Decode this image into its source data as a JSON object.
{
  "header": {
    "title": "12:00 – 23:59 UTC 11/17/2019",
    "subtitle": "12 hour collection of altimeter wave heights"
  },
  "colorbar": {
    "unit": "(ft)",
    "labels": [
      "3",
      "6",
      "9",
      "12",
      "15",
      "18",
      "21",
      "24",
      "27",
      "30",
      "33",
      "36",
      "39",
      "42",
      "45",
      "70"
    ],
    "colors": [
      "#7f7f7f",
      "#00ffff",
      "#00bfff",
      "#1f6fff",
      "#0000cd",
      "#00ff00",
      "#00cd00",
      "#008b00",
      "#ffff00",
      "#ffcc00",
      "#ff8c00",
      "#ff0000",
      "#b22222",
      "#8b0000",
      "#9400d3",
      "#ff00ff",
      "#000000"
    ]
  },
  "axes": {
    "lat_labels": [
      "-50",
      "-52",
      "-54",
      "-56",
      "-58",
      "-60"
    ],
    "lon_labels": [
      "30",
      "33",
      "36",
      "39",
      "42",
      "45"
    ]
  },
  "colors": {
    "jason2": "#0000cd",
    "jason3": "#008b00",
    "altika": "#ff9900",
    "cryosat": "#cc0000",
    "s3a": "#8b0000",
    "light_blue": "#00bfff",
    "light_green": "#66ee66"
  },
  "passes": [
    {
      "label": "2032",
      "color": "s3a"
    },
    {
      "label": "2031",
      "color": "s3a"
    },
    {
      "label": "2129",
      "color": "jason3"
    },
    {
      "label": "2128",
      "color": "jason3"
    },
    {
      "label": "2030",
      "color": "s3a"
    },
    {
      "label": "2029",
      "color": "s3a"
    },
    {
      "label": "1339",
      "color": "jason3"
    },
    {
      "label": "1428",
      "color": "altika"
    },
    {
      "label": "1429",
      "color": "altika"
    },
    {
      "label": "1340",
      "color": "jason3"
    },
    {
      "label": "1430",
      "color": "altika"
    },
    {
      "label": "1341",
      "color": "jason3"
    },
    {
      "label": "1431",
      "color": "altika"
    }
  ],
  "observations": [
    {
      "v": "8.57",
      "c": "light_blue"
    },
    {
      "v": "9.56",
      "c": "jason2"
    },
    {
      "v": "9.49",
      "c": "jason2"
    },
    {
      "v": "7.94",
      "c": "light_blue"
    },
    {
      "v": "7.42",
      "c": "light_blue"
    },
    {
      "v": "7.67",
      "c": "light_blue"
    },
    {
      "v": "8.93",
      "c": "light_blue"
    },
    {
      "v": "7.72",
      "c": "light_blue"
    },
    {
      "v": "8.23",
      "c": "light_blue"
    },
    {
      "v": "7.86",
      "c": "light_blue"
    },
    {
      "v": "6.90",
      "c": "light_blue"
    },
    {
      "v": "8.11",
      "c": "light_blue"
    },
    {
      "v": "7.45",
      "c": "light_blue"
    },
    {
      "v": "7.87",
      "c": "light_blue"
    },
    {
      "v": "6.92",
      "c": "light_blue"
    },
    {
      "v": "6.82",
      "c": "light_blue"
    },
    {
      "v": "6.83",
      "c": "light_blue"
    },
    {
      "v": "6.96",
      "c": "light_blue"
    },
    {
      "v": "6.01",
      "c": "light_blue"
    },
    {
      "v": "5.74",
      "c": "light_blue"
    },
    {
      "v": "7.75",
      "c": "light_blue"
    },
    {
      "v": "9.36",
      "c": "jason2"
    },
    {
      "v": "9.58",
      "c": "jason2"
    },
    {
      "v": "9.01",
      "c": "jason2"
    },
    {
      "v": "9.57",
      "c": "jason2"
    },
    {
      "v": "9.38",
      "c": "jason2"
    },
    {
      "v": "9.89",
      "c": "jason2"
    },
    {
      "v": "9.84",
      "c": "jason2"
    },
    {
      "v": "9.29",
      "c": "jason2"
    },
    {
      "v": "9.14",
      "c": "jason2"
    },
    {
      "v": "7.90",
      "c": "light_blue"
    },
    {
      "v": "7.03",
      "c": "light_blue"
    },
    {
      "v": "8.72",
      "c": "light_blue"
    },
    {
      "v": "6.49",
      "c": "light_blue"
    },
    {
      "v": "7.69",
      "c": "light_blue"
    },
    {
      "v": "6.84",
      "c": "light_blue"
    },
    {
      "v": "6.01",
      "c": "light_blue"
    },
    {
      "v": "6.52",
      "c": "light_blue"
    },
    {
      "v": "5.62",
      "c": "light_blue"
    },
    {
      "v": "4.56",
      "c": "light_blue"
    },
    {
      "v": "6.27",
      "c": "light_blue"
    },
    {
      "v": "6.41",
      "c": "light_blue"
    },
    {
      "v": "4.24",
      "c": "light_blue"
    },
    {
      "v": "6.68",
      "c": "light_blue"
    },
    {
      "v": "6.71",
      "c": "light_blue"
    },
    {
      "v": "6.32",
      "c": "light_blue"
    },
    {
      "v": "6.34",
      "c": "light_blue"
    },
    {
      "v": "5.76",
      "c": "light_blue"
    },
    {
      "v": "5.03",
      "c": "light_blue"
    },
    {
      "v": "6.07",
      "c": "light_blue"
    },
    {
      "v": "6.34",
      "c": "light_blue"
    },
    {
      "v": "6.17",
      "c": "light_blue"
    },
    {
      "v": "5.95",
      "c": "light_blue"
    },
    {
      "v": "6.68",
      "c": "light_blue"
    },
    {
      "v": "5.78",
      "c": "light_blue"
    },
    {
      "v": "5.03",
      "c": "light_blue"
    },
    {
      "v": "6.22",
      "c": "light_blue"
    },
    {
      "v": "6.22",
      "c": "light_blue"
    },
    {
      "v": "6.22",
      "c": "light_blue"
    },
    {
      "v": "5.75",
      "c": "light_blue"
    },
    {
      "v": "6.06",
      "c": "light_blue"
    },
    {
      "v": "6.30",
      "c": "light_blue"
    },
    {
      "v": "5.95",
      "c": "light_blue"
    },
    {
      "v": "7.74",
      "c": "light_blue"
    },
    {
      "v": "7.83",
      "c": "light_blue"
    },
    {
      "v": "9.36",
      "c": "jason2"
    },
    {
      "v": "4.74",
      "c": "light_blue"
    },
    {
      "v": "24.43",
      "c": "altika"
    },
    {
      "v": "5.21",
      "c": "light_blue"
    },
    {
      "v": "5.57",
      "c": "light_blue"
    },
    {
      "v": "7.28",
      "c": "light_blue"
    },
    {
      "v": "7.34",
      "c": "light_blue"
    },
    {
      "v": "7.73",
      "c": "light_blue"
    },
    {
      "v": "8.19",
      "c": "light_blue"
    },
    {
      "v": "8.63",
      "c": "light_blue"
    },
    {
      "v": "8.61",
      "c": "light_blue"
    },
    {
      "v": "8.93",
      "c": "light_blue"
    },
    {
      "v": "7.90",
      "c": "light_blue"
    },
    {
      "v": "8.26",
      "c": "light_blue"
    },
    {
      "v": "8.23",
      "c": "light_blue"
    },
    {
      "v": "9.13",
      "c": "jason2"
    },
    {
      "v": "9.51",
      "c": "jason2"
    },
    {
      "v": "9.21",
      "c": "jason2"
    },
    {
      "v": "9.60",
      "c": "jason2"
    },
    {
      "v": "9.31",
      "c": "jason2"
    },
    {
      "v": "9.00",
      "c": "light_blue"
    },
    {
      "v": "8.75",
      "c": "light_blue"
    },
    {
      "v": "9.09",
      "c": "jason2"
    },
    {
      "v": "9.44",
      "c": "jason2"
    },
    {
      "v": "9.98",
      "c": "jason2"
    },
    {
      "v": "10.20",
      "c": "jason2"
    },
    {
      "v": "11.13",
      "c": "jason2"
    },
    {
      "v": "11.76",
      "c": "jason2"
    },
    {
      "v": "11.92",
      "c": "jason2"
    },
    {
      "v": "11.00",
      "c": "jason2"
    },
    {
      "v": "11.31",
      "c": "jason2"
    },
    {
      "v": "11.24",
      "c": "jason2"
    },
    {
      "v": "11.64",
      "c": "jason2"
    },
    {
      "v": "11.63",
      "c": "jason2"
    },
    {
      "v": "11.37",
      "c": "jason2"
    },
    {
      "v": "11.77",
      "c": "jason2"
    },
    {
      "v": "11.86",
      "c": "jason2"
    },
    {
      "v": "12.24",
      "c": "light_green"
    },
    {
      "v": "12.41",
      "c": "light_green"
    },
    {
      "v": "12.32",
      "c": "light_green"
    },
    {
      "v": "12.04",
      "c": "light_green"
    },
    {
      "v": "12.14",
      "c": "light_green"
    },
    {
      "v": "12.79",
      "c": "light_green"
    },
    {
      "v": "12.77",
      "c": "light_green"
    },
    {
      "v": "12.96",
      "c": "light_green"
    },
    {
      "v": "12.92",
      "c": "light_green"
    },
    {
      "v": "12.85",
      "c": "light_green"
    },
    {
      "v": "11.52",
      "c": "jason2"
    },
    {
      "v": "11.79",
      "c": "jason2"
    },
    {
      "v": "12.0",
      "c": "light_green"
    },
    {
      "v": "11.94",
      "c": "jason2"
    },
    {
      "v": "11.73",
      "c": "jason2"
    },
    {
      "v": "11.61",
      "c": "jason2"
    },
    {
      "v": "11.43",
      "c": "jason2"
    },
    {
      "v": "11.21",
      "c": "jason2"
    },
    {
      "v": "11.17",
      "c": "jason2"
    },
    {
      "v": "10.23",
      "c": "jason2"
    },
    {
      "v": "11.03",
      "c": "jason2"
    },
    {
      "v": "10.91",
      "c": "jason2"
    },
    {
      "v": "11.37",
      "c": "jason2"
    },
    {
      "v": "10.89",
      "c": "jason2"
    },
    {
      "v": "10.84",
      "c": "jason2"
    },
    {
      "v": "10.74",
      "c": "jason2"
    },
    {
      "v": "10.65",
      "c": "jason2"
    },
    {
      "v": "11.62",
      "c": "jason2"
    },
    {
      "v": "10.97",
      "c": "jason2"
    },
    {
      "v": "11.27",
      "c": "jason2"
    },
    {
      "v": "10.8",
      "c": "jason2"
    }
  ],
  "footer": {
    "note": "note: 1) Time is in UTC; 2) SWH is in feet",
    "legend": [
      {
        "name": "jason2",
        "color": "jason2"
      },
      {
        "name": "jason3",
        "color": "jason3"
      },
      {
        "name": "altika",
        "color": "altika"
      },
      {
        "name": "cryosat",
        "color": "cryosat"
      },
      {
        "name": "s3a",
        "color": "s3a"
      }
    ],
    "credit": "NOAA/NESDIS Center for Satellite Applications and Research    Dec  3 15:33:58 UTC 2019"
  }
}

■ ■ ■ ■ ■

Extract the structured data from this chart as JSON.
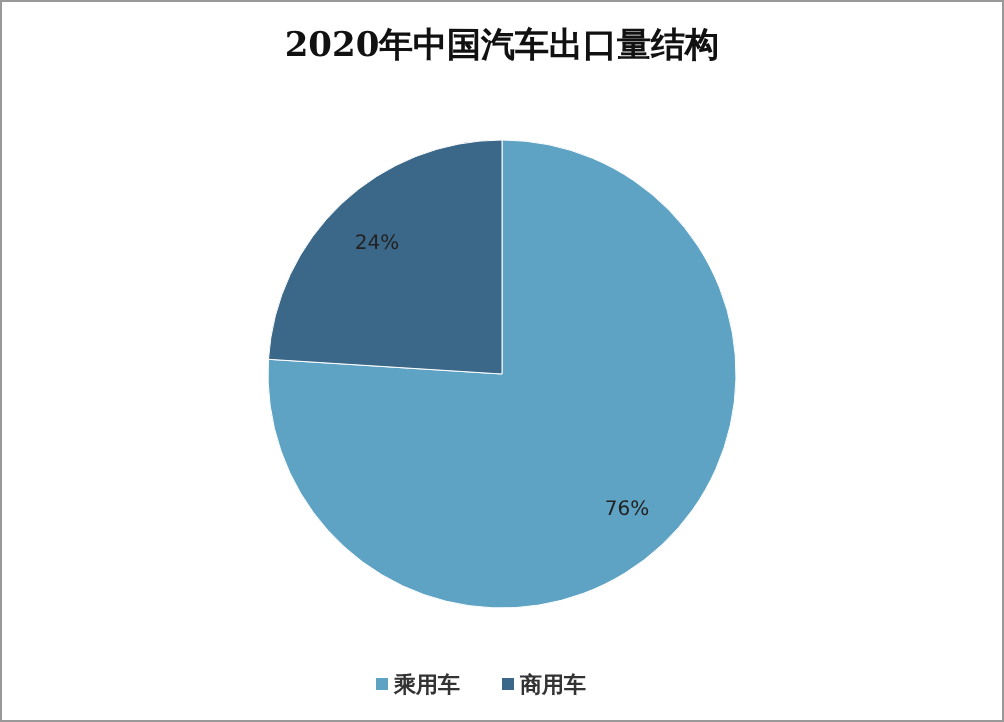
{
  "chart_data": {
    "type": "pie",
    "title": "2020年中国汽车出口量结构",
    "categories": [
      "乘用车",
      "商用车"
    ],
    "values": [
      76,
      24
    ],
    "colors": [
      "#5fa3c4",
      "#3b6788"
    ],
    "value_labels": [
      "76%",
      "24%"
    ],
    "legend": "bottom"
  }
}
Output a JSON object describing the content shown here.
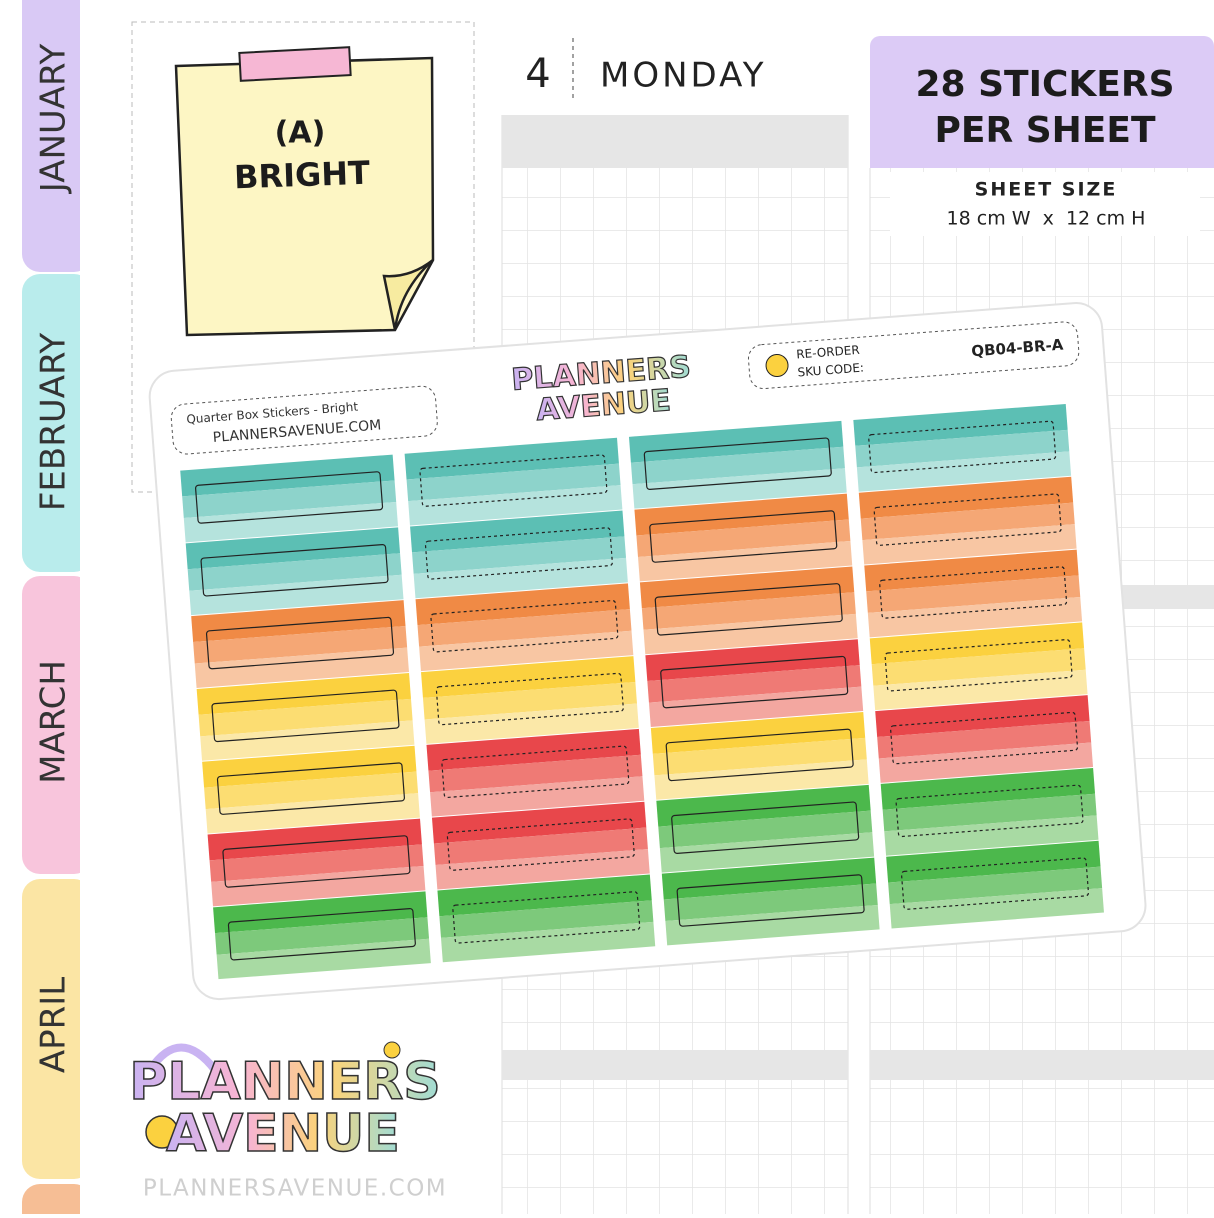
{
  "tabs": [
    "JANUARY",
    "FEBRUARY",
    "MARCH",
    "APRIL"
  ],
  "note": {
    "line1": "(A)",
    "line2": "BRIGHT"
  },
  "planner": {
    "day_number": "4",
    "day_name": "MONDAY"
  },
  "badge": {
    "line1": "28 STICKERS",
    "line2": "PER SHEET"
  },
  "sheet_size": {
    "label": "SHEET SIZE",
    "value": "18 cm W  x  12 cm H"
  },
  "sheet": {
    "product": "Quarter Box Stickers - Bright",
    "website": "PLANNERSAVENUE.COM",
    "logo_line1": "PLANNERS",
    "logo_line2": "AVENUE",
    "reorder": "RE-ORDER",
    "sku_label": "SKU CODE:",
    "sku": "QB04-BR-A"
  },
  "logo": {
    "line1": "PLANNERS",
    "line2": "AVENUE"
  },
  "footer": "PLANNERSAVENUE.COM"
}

■ ■ ■ ■ ■

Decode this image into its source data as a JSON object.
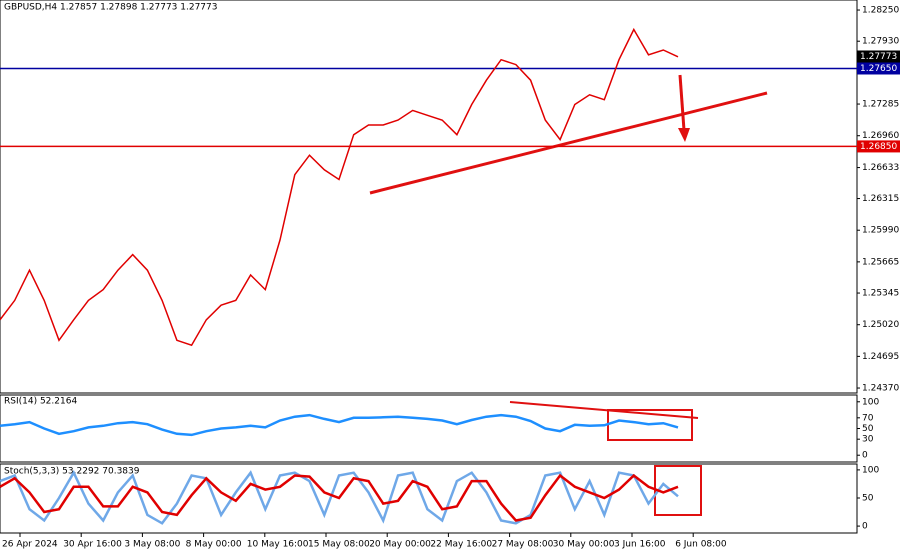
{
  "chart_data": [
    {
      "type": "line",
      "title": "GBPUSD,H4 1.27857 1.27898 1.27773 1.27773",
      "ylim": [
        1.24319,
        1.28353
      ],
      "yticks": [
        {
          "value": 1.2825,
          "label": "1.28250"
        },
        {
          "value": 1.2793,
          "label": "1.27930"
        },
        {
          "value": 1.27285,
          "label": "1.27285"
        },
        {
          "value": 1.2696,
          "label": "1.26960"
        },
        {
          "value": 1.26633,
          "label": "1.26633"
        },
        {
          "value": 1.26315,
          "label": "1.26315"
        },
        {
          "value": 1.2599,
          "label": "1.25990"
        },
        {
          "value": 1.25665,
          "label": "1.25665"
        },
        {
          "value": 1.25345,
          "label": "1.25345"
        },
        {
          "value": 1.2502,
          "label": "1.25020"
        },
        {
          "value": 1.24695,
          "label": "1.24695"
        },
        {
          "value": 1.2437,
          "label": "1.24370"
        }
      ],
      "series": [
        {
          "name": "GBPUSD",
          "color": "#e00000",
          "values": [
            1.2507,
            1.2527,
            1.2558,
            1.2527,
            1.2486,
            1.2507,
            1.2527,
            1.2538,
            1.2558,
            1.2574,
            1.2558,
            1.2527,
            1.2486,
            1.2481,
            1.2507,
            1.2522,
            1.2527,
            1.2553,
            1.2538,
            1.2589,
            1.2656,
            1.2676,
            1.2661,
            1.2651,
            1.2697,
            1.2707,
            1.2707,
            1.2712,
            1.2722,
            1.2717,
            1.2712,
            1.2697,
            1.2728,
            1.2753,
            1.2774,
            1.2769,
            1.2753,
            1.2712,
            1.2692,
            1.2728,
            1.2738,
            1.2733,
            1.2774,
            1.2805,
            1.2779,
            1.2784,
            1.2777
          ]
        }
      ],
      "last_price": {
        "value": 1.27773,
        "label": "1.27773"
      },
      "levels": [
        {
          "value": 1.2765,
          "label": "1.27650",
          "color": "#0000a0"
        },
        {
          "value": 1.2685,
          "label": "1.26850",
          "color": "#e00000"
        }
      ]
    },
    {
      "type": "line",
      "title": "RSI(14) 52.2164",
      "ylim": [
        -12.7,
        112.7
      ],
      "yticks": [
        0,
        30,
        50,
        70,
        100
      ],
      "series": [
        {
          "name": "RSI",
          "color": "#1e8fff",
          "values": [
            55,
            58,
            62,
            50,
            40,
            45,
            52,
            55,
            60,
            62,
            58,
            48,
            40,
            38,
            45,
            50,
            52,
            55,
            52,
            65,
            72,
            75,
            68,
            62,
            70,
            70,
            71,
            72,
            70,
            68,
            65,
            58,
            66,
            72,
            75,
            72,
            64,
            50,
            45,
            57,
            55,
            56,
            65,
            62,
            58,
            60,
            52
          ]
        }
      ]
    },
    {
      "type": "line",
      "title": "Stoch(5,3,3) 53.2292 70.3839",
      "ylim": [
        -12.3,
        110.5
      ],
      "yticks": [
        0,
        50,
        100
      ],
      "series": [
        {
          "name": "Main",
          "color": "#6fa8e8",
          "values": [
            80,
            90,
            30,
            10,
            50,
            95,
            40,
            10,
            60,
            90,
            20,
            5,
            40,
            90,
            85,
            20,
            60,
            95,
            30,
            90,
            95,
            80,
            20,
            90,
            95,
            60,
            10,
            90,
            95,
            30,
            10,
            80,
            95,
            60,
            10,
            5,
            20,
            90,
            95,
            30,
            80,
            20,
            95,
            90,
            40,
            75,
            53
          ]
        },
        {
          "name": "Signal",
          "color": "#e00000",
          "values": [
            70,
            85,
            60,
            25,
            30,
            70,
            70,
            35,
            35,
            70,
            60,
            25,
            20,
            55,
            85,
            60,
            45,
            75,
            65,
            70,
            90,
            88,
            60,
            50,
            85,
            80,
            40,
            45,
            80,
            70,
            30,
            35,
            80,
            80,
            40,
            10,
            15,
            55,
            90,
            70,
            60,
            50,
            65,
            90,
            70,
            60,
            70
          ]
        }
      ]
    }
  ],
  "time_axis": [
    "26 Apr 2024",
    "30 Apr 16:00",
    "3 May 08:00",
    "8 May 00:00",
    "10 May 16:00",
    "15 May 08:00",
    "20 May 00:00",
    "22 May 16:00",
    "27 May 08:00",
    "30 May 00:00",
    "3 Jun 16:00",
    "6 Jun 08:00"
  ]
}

■ ■ ■ ■ ■

* **TASK DESCRIPTION**
Of all the lines above, how many contain the word "cryosat"? Give the number and nothing else.

* **RESPONSE TO THIS TASK**
3